Exercise details: Give the listing again character for character, but drop the images.

Records for this exercise:
----
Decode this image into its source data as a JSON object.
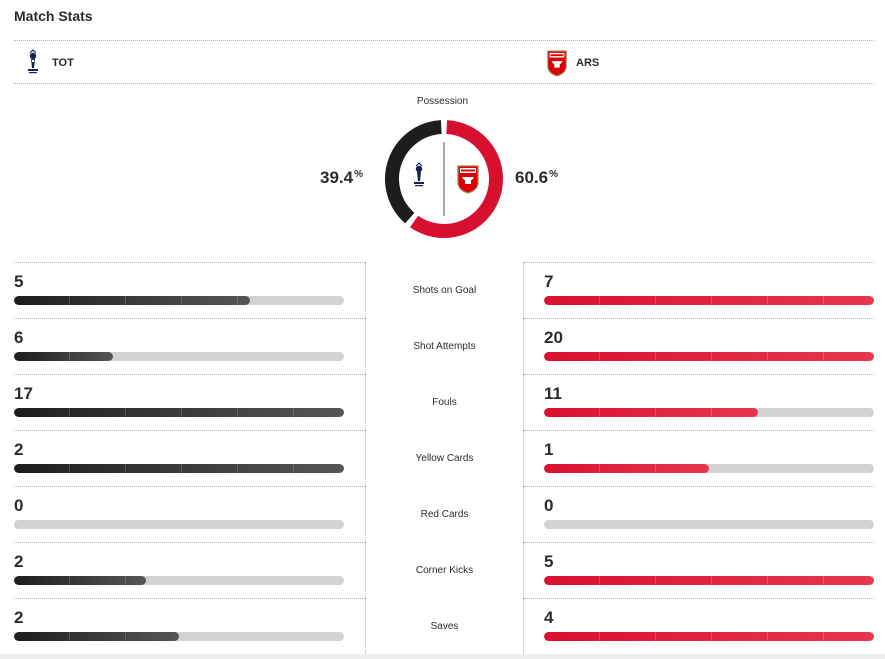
{
  "title": "Match Stats",
  "teams": {
    "home": {
      "abbr": "TOT",
      "color": "#1d1d1d",
      "crest_icon": "tottenham-crest-icon"
    },
    "away": {
      "abbr": "ARS",
      "color": "#d8102f",
      "crest_icon": "arsenal-crest-icon"
    }
  },
  "possession": {
    "label": "Possession",
    "home": "39.4",
    "away": "60.6",
    "unit": "%",
    "home_value": 39.4,
    "away_value": 60.6
  },
  "stats": [
    {
      "label": "Shots on Goal",
      "home": "5",
      "away": "7",
      "home_fill": 0.715,
      "away_fill": 1.0
    },
    {
      "label": "Shot Attempts",
      "home": "6",
      "away": "20",
      "home_fill": 0.3,
      "away_fill": 1.0
    },
    {
      "label": "Fouls",
      "home": "17",
      "away": "11",
      "home_fill": 1.0,
      "away_fill": 0.647
    },
    {
      "label": "Yellow Cards",
      "home": "2",
      "away": "1",
      "home_fill": 1.0,
      "away_fill": 0.5
    },
    {
      "label": "Red Cards",
      "home": "0",
      "away": "0",
      "home_fill": 0.0,
      "away_fill": 0.0
    },
    {
      "label": "Corner Kicks",
      "home": "2",
      "away": "5",
      "home_fill": 0.4,
      "away_fill": 1.0
    },
    {
      "label": "Saves",
      "home": "2",
      "away": "4",
      "home_fill": 0.5,
      "away_fill": 1.0
    }
  ]
}
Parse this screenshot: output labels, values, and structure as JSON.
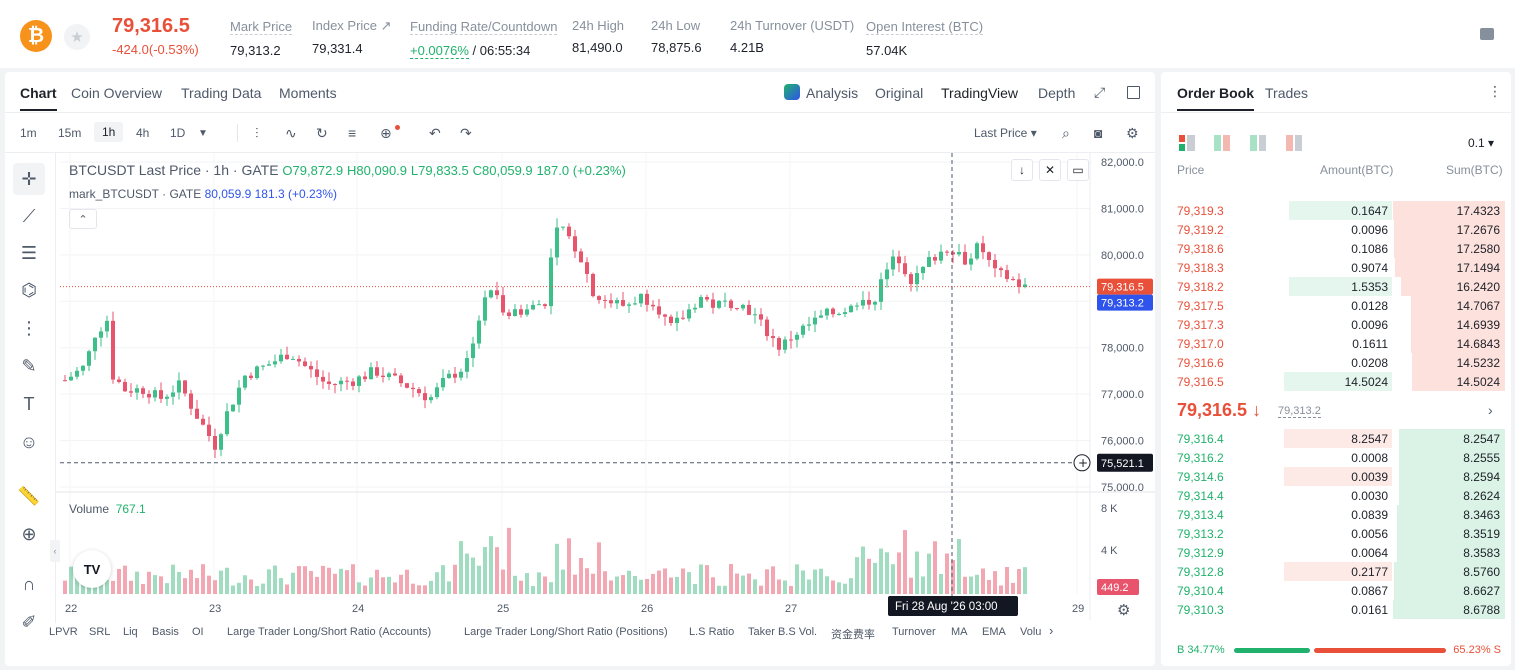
{
  "ticker": {
    "last_price": "79,316.5",
    "change": "-424.0(-0.53%)",
    "mark_price_label": "Mark Price",
    "mark_price": "79,313.2",
    "index_price_label": "Index Price ↗",
    "index_price": "79,331.4",
    "funding_label": "Funding Rate/Countdown",
    "funding_rate": "+0.0076%",
    "countdown": " / 06:55:34",
    "high_label": "24h High",
    "high": "81,490.0",
    "low_label": "24h Low",
    "low": "78,875.6",
    "turnover_label": "24h Turnover (USDT)",
    "turnover": "4.21B",
    "oi_label": "Open Interest (BTC)",
    "oi": "57.04K"
  },
  "chart_tabs": [
    "Chart",
    "Coin Overview",
    "Trading Data",
    "Moments"
  ],
  "view_tabs": {
    "analysis": "Analysis",
    "original": "Original",
    "tradingview": "TradingView",
    "depth": "Depth"
  },
  "timeframes": [
    "1m",
    "15m",
    "1h",
    "4h",
    "1D"
  ],
  "price_source": "Last Price ▾",
  "legend": {
    "main": "BTCUSDT Last Price · 1h · GATE",
    "o": "O79,872.9",
    "h": "H80,090.9",
    "l": "L79,833.5",
    "c": "C80,059.9",
    "chg": "187.0 (+0.23%)",
    "mark": "mark_BTCUSDT · GATE",
    "mark_vals": "80,059.9  181.3 (+0.23%)"
  },
  "volume_label": "Volume",
  "volume_value": "767.1",
  "price_axis": [
    "82,000.0",
    "81,000.0",
    "80,000.0",
    "79,000.0",
    "78,000.0",
    "77,000.0",
    "76,000.0",
    "75,000.0"
  ],
  "vol_axis": [
    "8 K",
    "4 K"
  ],
  "price_labels": {
    "last": "79,316.5",
    "mark": "79,313.2",
    "cross": "75,521.1",
    "vol": "449.2"
  },
  "time_axis": [
    "22",
    "23",
    "24",
    "25",
    "26",
    "27",
    "29"
  ],
  "crosshair_time": "Fri 28 Aug '26   03:00",
  "indicators": [
    "LPVR",
    "SRL",
    "Liq",
    "Basis",
    "OI",
    "Large Trader Long/Short Ratio (Accounts)",
    "Large Trader Long/Short Ratio (Positions)",
    "L.S Ratio",
    "Taker B.S Vol.",
    "资金费率",
    "Turnover",
    "MA",
    "EMA",
    "Volu"
  ],
  "tv_logo": "TV",
  "colors": {
    "up": "#20b26c",
    "down": "#e8503a",
    "up_candle": "#3dbf8a",
    "down_candle": "#e8546c",
    "accent": "#2f54eb"
  },
  "order_book": {
    "tabs": [
      "Order Book",
      "Trades"
    ],
    "precision": "0.1 ▾",
    "headers": {
      "price": "Price",
      "amount": "Amount(BTC)",
      "sum": "Sum(BTC)"
    },
    "asks": [
      {
        "price": "79,319.3",
        "amount": "0.1647",
        "sum": "17.4323",
        "afill": 0.95,
        "sfill": 1.0
      },
      {
        "price": "79,319.2",
        "amount": "0.0096",
        "sum": "17.2676",
        "afill": 0.0,
        "sfill": 0.99
      },
      {
        "price": "79,318.6",
        "amount": "0.1086",
        "sum": "17.2580",
        "afill": 0.0,
        "sfill": 0.99
      },
      {
        "price": "79,318.3",
        "amount": "0.9074",
        "sum": "17.1494",
        "afill": 0.0,
        "sfill": 0.98
      },
      {
        "price": "79,318.2",
        "amount": "1.5353",
        "sum": "16.2420",
        "afill": 0.95,
        "sfill": 0.93
      },
      {
        "price": "79,317.5",
        "amount": "0.0128",
        "sum": "14.7067",
        "afill": 0.0,
        "sfill": 0.84
      },
      {
        "price": "79,317.3",
        "amount": "0.0096",
        "sum": "14.6939",
        "afill": 0.0,
        "sfill": 0.84
      },
      {
        "price": "79,317.0",
        "amount": "0.1611",
        "sum": "14.6843",
        "afill": 0.0,
        "sfill": 0.84
      },
      {
        "price": "79,316.6",
        "amount": "0.0208",
        "sum": "14.5232",
        "afill": 0.0,
        "sfill": 0.83
      },
      {
        "price": "79,316.5",
        "amount": "14.5024",
        "sum": "14.5024",
        "afill": 1.0,
        "sfill": 0.83
      }
    ],
    "mid_price": "79,316.5 ↓",
    "mid_mark": "79,313.2",
    "bids": [
      {
        "price": "79,316.4",
        "amount": "8.2547",
        "sum": "8.2547",
        "afill": 1.0,
        "sfill": 0.95
      },
      {
        "price": "79,316.2",
        "amount": "0.0008",
        "sum": "8.2555",
        "afill": 0.0,
        "sfill": 0.95
      },
      {
        "price": "79,314.6",
        "amount": "0.0039",
        "sum": "8.2594",
        "afill": 1.0,
        "sfill": 0.95
      },
      {
        "price": "79,314.4",
        "amount": "0.0030",
        "sum": "8.2624",
        "afill": 0.0,
        "sfill": 0.95
      },
      {
        "price": "79,313.4",
        "amount": "0.0839",
        "sum": "8.3463",
        "afill": 0.0,
        "sfill": 0.96
      },
      {
        "price": "79,313.2",
        "amount": "0.0056",
        "sum": "8.3519",
        "afill": 0.0,
        "sfill": 0.96
      },
      {
        "price": "79,312.9",
        "amount": "0.0064",
        "sum": "8.3583",
        "afill": 0.0,
        "sfill": 0.96
      },
      {
        "price": "79,312.8",
        "amount": "0.2177",
        "sum": "8.5760",
        "afill": 1.0,
        "sfill": 0.99
      },
      {
        "price": "79,310.4",
        "amount": "0.0867",
        "sum": "8.6627",
        "afill": 0.0,
        "sfill": 0.99
      },
      {
        "price": "79,310.3",
        "amount": "0.0161",
        "sum": "8.6788",
        "afill": 0.0,
        "sfill": 1.0
      }
    ],
    "buy_ratio": "B 34.77%",
    "sell_ratio": "65.23% S"
  }
}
----
Answer below:
Decode this image into its source data as a JSON object.
{
  "title": "Match Stats",
  "teams": {
    "home": {
      "abbr": "TOT",
      "color": "#1d1d1d",
      "crest_icon": "tottenham-crest-icon"
    },
    "away": {
      "abbr": "ARS",
      "color": "#d8102f",
      "crest_icon": "arsenal-crest-icon"
    }
  },
  "possession": {
    "label": "Possession",
    "home": "39.4",
    "away": "60.6",
    "unit": "%",
    "home_value": 39.4,
    "away_value": 60.6
  },
  "stats": [
    {
      "label": "Shots on Goal",
      "home": "5",
      "away": "7",
      "home_fill": 0.715,
      "away_fill": 1.0
    },
    {
      "label": "Shot Attempts",
      "home": "6",
      "away": "20",
      "home_fill": 0.3,
      "away_fill": 1.0
    },
    {
      "label": "Fouls",
      "home": "17",
      "away": "11",
      "home_fill": 1.0,
      "away_fill": 0.647
    },
    {
      "label": "Yellow Cards",
      "home": "2",
      "away": "1",
      "home_fill": 1.0,
      "away_fill": 0.5
    },
    {
      "label": "Red Cards",
      "home": "0",
      "away": "0",
      "home_fill": 0.0,
      "away_fill": 0.0
    },
    {
      "label": "Corner Kicks",
      "home": "2",
      "away": "5",
      "home_fill": 0.4,
      "away_fill": 1.0
    },
    {
      "label": "Saves",
      "home": "2",
      "away": "4",
      "home_fill": 0.5,
      "away_fill": 1.0
    }
  ]
}
Parse this screenshot: output labels, values, and structure as JSON.
{
  "ticker": {
    "last_price": "79,316.5",
    "change": "-424.0(-0.53%)",
    "mark_price_label": "Mark Price",
    "mark_price": "79,313.2",
    "index_price_label": "Index Price ↗",
    "index_price": "79,331.4",
    "funding_label": "Funding Rate/Countdown",
    "funding_rate": "+0.0076%",
    "countdown": " / 06:55:34",
    "high_label": "24h High",
    "high": "81,490.0",
    "low_label": "24h Low",
    "low": "78,875.6",
    "turnover_label": "24h Turnover (USDT)",
    "turnover": "4.21B",
    "oi_label": "Open Interest (BTC)",
    "oi": "57.04K"
  },
  "chart_tabs": [
    "Chart",
    "Coin Overview",
    "Trading Data",
    "Moments"
  ],
  "view_tabs": {
    "analysis": "Analysis",
    "original": "Original",
    "tradingview": "TradingView",
    "depth": "Depth"
  },
  "timeframes": [
    "1m",
    "15m",
    "1h",
    "4h",
    "1D"
  ],
  "price_source": "Last Price ▾",
  "legend": {
    "main": "BTCUSDT Last Price · 1h · GATE",
    "o": "O79,872.9",
    "h": "H80,090.9",
    "l": "L79,833.5",
    "c": "C80,059.9",
    "chg": "187.0 (+0.23%)",
    "mark": "mark_BTCUSDT · GATE",
    "mark_vals": "80,059.9  181.3 (+0.23%)"
  },
  "volume_label": "Volume",
  "volume_value": "767.1",
  "price_axis": [
    "82,000.0",
    "81,000.0",
    "80,000.0",
    "79,000.0",
    "78,000.0",
    "77,000.0",
    "76,000.0",
    "75,000.0"
  ],
  "vol_axis": [
    "8 K",
    "4 K"
  ],
  "price_labels": {
    "last": "79,316.5",
    "mark": "79,313.2",
    "cross": "75,521.1",
    "vol": "449.2"
  },
  "time_axis": [
    "22",
    "23",
    "24",
    "25",
    "26",
    "27",
    "29"
  ],
  "crosshair_time": "Fri 28 Aug '26   03:00",
  "indicators": [
    "LPVR",
    "SRL",
    "Liq",
    "Basis",
    "OI",
    "Large Trader Long/Short Ratio (Accounts)",
    "Large Trader Long/Short Ratio (Positions)",
    "L.S Ratio",
    "Taker B.S Vol.",
    "资金费率",
    "Turnover",
    "MA",
    "EMA",
    "Volu"
  ],
  "tv_logo": "TV",
  "colors": {
    "up": "#20b26c",
    "down": "#e8503a",
    "up_candle": "#3dbf8a",
    "down_candle": "#e8546c",
    "accent": "#2f54eb"
  },
  "order_book": {
    "tabs": [
      "Order Book",
      "Trades"
    ],
    "precision": "0.1 ▾",
    "headers": {
      "price": "Price",
      "amount": "Amount(BTC)",
      "sum": "Sum(BTC)"
    },
    "asks": [
      {
        "price": "79,319.3",
        "amount": "0.1647",
        "sum": "17.4323",
        "afill": 0.95,
        "sfill": 1.0
      },
      {
        "price": "79,319.2",
        "amount": "0.0096",
        "sum": "17.2676",
        "afill": 0.0,
        "sfill": 0.99
      },
      {
        "price": "79,318.6",
        "amount": "0.1086",
        "sum": "17.2580",
        "afill": 0.0,
        "sfill": 0.99
      },
      {
        "price": "79,318.3",
        "amount": "0.9074",
        "sum": "17.1494",
        "afill": 0.0,
        "sfill": 0.98
      },
      {
        "price": "79,318.2",
        "amount": "1.5353",
        "sum": "16.2420",
        "afill": 0.95,
        "sfill": 0.93
      },
      {
        "price": "79,317.5",
        "amount": "0.0128",
        "sum": "14.7067",
        "afill": 0.0,
        "sfill": 0.84
      },
      {
        "price": "79,317.3",
        "amount": "0.0096",
        "sum": "14.6939",
        "afill": 0.0,
        "sfill": 0.84
      },
      {
        "price": "79,317.0",
        "amount": "0.1611",
        "sum": "14.6843",
        "afill": 0.0,
        "sfill": 0.84
      },
      {
        "price": "79,316.6",
        "amount": "0.0208",
        "sum": "14.5232",
        "afill": 0.0,
        "sfill": 0.83
      },
      {
        "price": "79,316.5",
        "amount": "14.5024",
        "sum": "14.5024",
        "afill": 1.0,
        "sfill": 0.83
      }
    ],
    "mid_price": "79,316.5 ↓",
    "mid_mark": "79,313.2",
    "bids": [
      {
        "price": "79,316.4",
        "amount": "8.2547",
        "sum": "8.2547",
        "afill": 1.0,
        "sfill": 0.95
      },
      {
        "price": "79,316.2",
        "amount": "0.0008",
        "sum": "8.2555",
        "afill": 0.0,
        "sfill": 0.95
      },
      {
        "price": "79,314.6",
        "amount": "0.0039",
        "sum": "8.2594",
        "afill": 1.0,
        "sfill": 0.95
      },
      {
        "price": "79,314.4",
        "amount": "0.0030",
        "sum": "8.2624",
        "afill": 0.0,
        "sfill": 0.95
      },
      {
        "price": "79,313.4",
        "amount": "0.0839",
        "sum": "8.3463",
        "afill": 0.0,
        "sfill": 0.96
      },
      {
        "price": "79,313.2",
        "amount": "0.0056",
        "sum": "8.3519",
        "afill": 0.0,
        "sfill": 0.96
      },
      {
        "price": "79,312.9",
        "amount": "0.0064",
        "sum": "8.3583",
        "afill": 0.0,
        "sfill": 0.96
      },
      {
        "price": "79,312.8",
        "amount": "0.2177",
        "sum": "8.5760",
        "afill": 1.0,
        "sfill": 0.99
      },
      {
        "price": "79,310.4",
        "amount": "0.0867",
        "sum": "8.6627",
        "afill": 0.0,
        "sfill": 0.99
      },
      {
        "price": "79,310.3",
        "amount": "0.0161",
        "sum": "8.6788",
        "afill": 0.0,
        "sfill": 1.0
      }
    ],
    "buy_ratio": "B 34.77%",
    "sell_ratio": "65.23% S"
  }
}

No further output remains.